● Data entries:
......

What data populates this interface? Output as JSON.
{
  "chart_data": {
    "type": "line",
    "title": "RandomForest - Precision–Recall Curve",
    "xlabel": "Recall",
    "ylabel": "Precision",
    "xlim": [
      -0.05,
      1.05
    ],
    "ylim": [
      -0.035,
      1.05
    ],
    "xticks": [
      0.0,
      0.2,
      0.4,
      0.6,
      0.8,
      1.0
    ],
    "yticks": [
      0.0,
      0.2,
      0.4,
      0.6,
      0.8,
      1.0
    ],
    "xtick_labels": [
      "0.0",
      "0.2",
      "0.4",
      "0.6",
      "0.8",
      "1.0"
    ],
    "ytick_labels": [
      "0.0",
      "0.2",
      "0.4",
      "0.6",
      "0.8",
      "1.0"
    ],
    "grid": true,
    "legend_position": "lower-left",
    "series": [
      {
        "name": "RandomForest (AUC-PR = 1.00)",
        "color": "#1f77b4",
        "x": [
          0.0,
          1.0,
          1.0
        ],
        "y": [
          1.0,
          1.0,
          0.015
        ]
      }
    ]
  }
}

......

The entries above must be returned in full, exactly as shown.

What data populates this interface? Output as JSON.
{
  "chart_data": {
    "type": "line",
    "title": "RandomForest - Precision–Recall Curve",
    "xlabel": "Recall",
    "ylabel": "Precision",
    "xlim": [
      -0.05,
      1.05
    ],
    "ylim": [
      -0.035,
      1.05
    ],
    "xticks": [
      0.0,
      0.2,
      0.4,
      0.6,
      0.8,
      1.0
    ],
    "yticks": [
      0.0,
      0.2,
      0.4,
      0.6,
      0.8,
      1.0
    ],
    "xtick_labels": [
      "0.0",
      "0.2",
      "0.4",
      "0.6",
      "0.8",
      "1.0"
    ],
    "ytick_labels": [
      "0.0",
      "0.2",
      "0.4",
      "0.6",
      "0.8",
      "1.0"
    ],
    "grid": true,
    "legend_position": "lower-left",
    "series": [
      {
        "name": "RandomForest (AUC-PR = 1.00)",
        "color": "#1f77b4",
        "x": [
          0.0,
          1.0,
          1.0
        ],
        "y": [
          1.0,
          1.0,
          0.015
        ]
      }
    ]
  }
}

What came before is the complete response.